_EXERCISE_: Drop the pictures, then extract the listing word for word.

_RECORDS SUPPLIED_:
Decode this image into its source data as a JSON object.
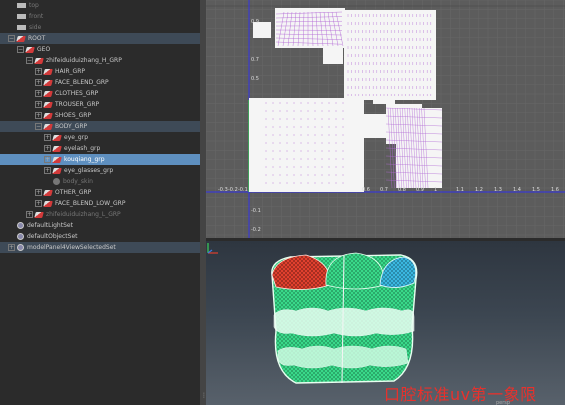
{
  "outliner": {
    "items": [
      {
        "label": "top",
        "indent": 0,
        "icon": "cam",
        "state": "dim",
        "exp": ""
      },
      {
        "label": "front",
        "indent": 0,
        "icon": "cam",
        "state": "dim",
        "exp": ""
      },
      {
        "label": "side",
        "indent": 0,
        "icon": "cam",
        "state": "dim",
        "exp": ""
      },
      {
        "label": "ROOT",
        "indent": 0,
        "icon": "grp",
        "state": "set",
        "exp": "−"
      },
      {
        "label": "GEO",
        "indent": 1,
        "icon": "grp",
        "state": "",
        "exp": "−"
      },
      {
        "label": "zhifeiduiduizhang_H_GRP",
        "indent": 2,
        "icon": "grp",
        "state": "",
        "exp": "−"
      },
      {
        "label": "HAIR_GRP",
        "indent": 3,
        "icon": "grp",
        "state": "",
        "exp": "+"
      },
      {
        "label": "FACE_BLEND_GRP",
        "indent": 3,
        "icon": "grp",
        "state": "",
        "exp": "+"
      },
      {
        "label": "CLOTHES_GRP",
        "indent": 3,
        "icon": "grp",
        "state": "",
        "exp": "+"
      },
      {
        "label": "TROUSER_GRP",
        "indent": 3,
        "icon": "grp",
        "state": "",
        "exp": "+"
      },
      {
        "label": "SHOES_GRP",
        "indent": 3,
        "icon": "grp",
        "state": "",
        "exp": "+"
      },
      {
        "label": "BODY_GRP",
        "indent": 3,
        "icon": "grp",
        "state": "parent",
        "exp": "−"
      },
      {
        "label": "eye_grp",
        "indent": 4,
        "icon": "grp",
        "state": "",
        "exp": "+"
      },
      {
        "label": "eyelash_grp",
        "indent": 4,
        "icon": "grp",
        "state": "",
        "exp": "+"
      },
      {
        "label": "kouqiang_grp",
        "indent": 4,
        "icon": "grp",
        "state": "hi",
        "exp": "+"
      },
      {
        "label": "eye_glasses_grp",
        "indent": 4,
        "icon": "grp",
        "state": "",
        "exp": "+"
      },
      {
        "label": "body_skin",
        "indent": 4,
        "icon": "joint",
        "state": "dim",
        "exp": ""
      },
      {
        "label": "OTHER_GRP",
        "indent": 3,
        "icon": "grp",
        "state": "",
        "exp": "+"
      },
      {
        "label": "FACE_BLEND_LOW_GRP",
        "indent": 3,
        "icon": "grp",
        "state": "",
        "exp": "+"
      },
      {
        "label": "zhifeiduiduizhang_L_GRP",
        "indent": 2,
        "icon": "grp",
        "state": "dim",
        "exp": "+"
      },
      {
        "label": "defaultLightSet",
        "indent": 0,
        "icon": "set",
        "state": "",
        "exp": ""
      },
      {
        "label": "defaultObjectSet",
        "indent": 0,
        "icon": "set",
        "state": "",
        "exp": ""
      },
      {
        "label": "modelPanel4ViewSelectedSet",
        "indent": 0,
        "icon": "set",
        "state": "set",
        "exp": "+"
      }
    ]
  },
  "uv_editor": {
    "x_ticks": [
      "-0.3",
      "-0.2",
      "-0.1",
      "0.6",
      "0.7",
      "0.8",
      "0.9",
      "1",
      "1.1",
      "1.2",
      "1.3",
      "1.4",
      "1.5",
      "1.6"
    ],
    "y_ticks": [
      "0.9",
      "0.7",
      "0.5",
      "-0.1",
      "-0.2"
    ]
  },
  "viewport": {
    "caption": "口腔标准uv第一象限",
    "view_label": "persp"
  },
  "colors": {
    "selection": "#5e8fbf",
    "uv_wire": "#b36bd6",
    "mesh_green": "#39d98a",
    "mesh_blue": "#3ab8e0",
    "mesh_red": "#e0402e",
    "caption": "#e8312c"
  }
}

_SOLUTION TO THE PROBLEM_:
Decode this image into its source data as a JSON object.
{
  "outliner": {
    "items": [
      {
        "label": "top",
        "indent": 0,
        "icon": "cam",
        "state": "dim",
        "exp": ""
      },
      {
        "label": "front",
        "indent": 0,
        "icon": "cam",
        "state": "dim",
        "exp": ""
      },
      {
        "label": "side",
        "indent": 0,
        "icon": "cam",
        "state": "dim",
        "exp": ""
      },
      {
        "label": "ROOT",
        "indent": 0,
        "icon": "grp",
        "state": "set",
        "exp": "−"
      },
      {
        "label": "GEO",
        "indent": 1,
        "icon": "grp",
        "state": "",
        "exp": "−"
      },
      {
        "label": "zhifeiduiduizhang_H_GRP",
        "indent": 2,
        "icon": "grp",
        "state": "",
        "exp": "−"
      },
      {
        "label": "HAIR_GRP",
        "indent": 3,
        "icon": "grp",
        "state": "",
        "exp": "+"
      },
      {
        "label": "FACE_BLEND_GRP",
        "indent": 3,
        "icon": "grp",
        "state": "",
        "exp": "+"
      },
      {
        "label": "CLOTHES_GRP",
        "indent": 3,
        "icon": "grp",
        "state": "",
        "exp": "+"
      },
      {
        "label": "TROUSER_GRP",
        "indent": 3,
        "icon": "grp",
        "state": "",
        "exp": "+"
      },
      {
        "label": "SHOES_GRP",
        "indent": 3,
        "icon": "grp",
        "state": "",
        "exp": "+"
      },
      {
        "label": "BODY_GRP",
        "indent": 3,
        "icon": "grp",
        "state": "parent",
        "exp": "−"
      },
      {
        "label": "eye_grp",
        "indent": 4,
        "icon": "grp",
        "state": "",
        "exp": "+"
      },
      {
        "label": "eyelash_grp",
        "indent": 4,
        "icon": "grp",
        "state": "",
        "exp": "+"
      },
      {
        "label": "kouqiang_grp",
        "indent": 4,
        "icon": "grp",
        "state": "hi",
        "exp": "+"
      },
      {
        "label": "eye_glasses_grp",
        "indent": 4,
        "icon": "grp",
        "state": "",
        "exp": "+"
      },
      {
        "label": "body_skin",
        "indent": 4,
        "icon": "joint",
        "state": "dim",
        "exp": ""
      },
      {
        "label": "OTHER_GRP",
        "indent": 3,
        "icon": "grp",
        "state": "",
        "exp": "+"
      },
      {
        "label": "FACE_BLEND_LOW_GRP",
        "indent": 3,
        "icon": "grp",
        "state": "",
        "exp": "+"
      },
      {
        "label": "zhifeiduiduizhang_L_GRP",
        "indent": 2,
        "icon": "grp",
        "state": "dim",
        "exp": "+"
      },
      {
        "label": "defaultLightSet",
        "indent": 0,
        "icon": "set",
        "state": "",
        "exp": ""
      },
      {
        "label": "defaultObjectSet",
        "indent": 0,
        "icon": "set",
        "state": "",
        "exp": ""
      },
      {
        "label": "modelPanel4ViewSelectedSet",
        "indent": 0,
        "icon": "set",
        "state": "set",
        "exp": "+"
      }
    ]
  },
  "uv_editor": {
    "x_ticks": [
      "-0.3",
      "-0.2",
      "-0.1",
      "0.6",
      "0.7",
      "0.8",
      "0.9",
      "1",
      "1.1",
      "1.2",
      "1.3",
      "1.4",
      "1.5",
      "1.6"
    ],
    "y_ticks": [
      "0.9",
      "0.7",
      "0.5",
      "-0.1",
      "-0.2"
    ]
  },
  "viewport": {
    "caption": "口腔标准uv第一象限",
    "view_label": "persp"
  },
  "colors": {
    "selection": "#5e8fbf",
    "uv_wire": "#b36bd6",
    "mesh_green": "#39d98a",
    "mesh_blue": "#3ab8e0",
    "mesh_red": "#e0402e",
    "caption": "#e8312c"
  }
}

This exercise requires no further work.